====== AVAILABLE RECORDS ======

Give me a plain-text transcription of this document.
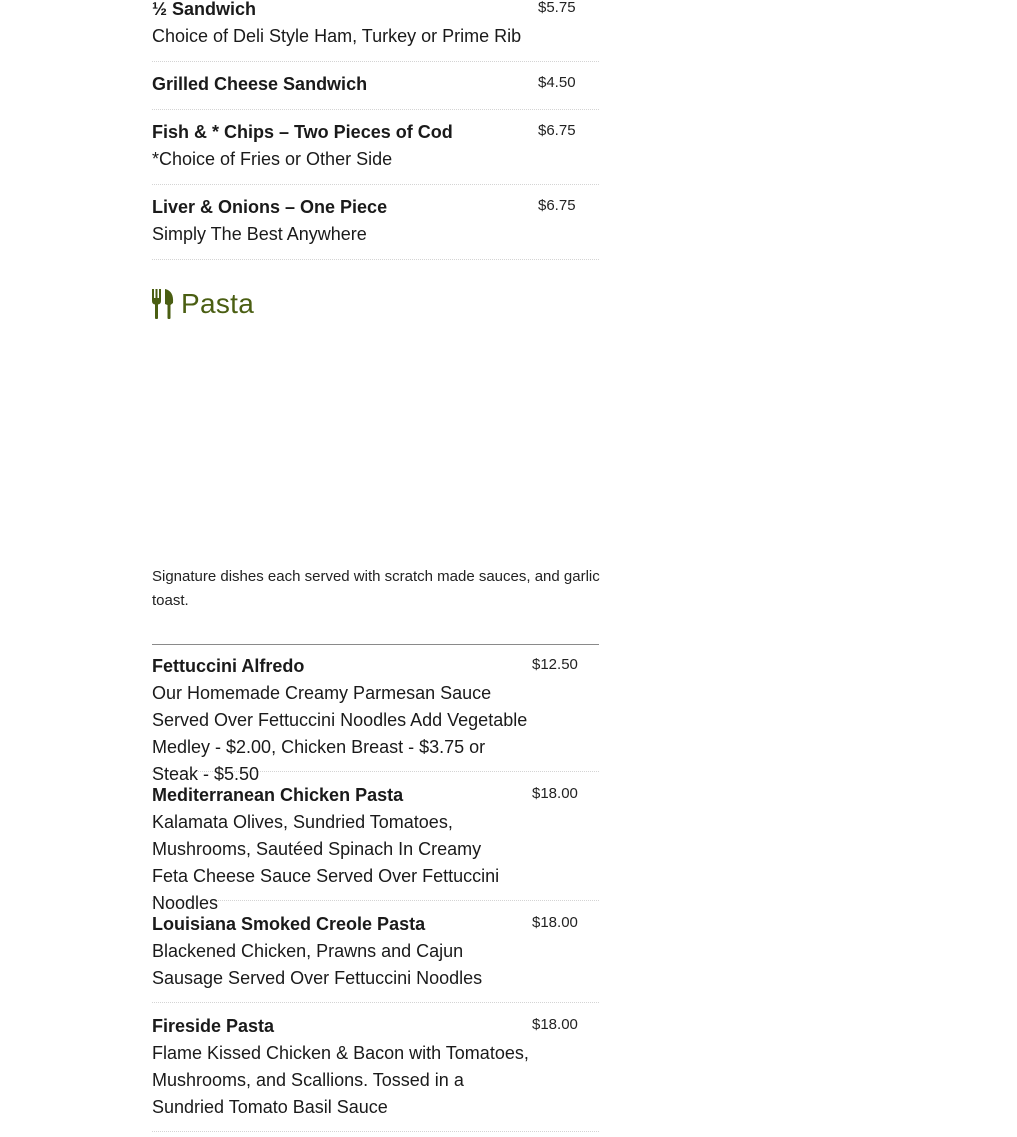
½ Sandwich
Choice of Deli Style Ham, Turkey or Prime Rib
$5.75
Grilled Cheese Sandwich	$4.50
Fish & * Chips – Two Pieces of Cod
*Choice of Fries or Other Side
$6.75
Liver & Onions – One Piece
Simply The Best Anywhere
$6.75
Pasta
Signature dishes each served with scratch made sauces, and garlic toast.
Fettuccini Alfredo
Our Homemade Creamy Parmesan Sauce Served Over Fettuccini Noodles Add Vegetable Medley - $2.00, Chicken Breast - $3.75 or Steak - $5.50
$12.50
Mediterranean Chicken Pasta
Kalamata Olives, Sundried Tomatoes, Mushrooms, Sautéed Spinach In Creamy Feta Cheese Sauce Served Over Fettuccini Noodles
$18.00
Louisiana Smoked Creole Pasta
Blackened Chicken, Prawns and Cajun Sausage Served Over Fettuccini Noodles
$18.00
Fireside Pasta
Flame Kissed Chicken & Bacon with Tomatoes, Mushrooms, and Scallions. Tossed in a Sundried Tomato Basil Sauce
$18.00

======

Extract all the entries word for word; omit any pictures.

» FINISHED EXERCISE:
Give me a plain-text transcription of this document.
½ Sandwich
Choice of Deli Style Ham, Turkey or Prime Rib
$5.75
Grilled Cheese Sandwich	$4.50
Fish & * Chips – Two Pieces of Cod
*Choice of Fries or Other Side
$6.75
Liver & Onions – One Piece
Simply The Best Anywhere
$6.75
Pasta
Signature dishes each served with scratch made sauces, and garlic toast.
Fettuccini Alfredo
Our Homemade Creamy Parmesan Sauce Served Over Fettuccini Noodles Add Vegetable Medley - $2.00, Chicken Breast - $3.75 or Steak - $5.50
$12.50
Mediterranean Chicken Pasta
Kalamata Olives, Sundried Tomatoes, Mushrooms, Sautéed Spinach In Creamy Feta Cheese Sauce Served Over Fettuccini Noodles
$18.00
Louisiana Smoked Creole Pasta
Blackened Chicken, Prawns and Cajun Sausage Served Over Fettuccini Noodles
$18.00
Fireside Pasta
Flame Kissed Chicken & Bacon with Tomatoes, Mushrooms, and Scallions. Tossed in a Sundried Tomato Basil Sauce
$18.00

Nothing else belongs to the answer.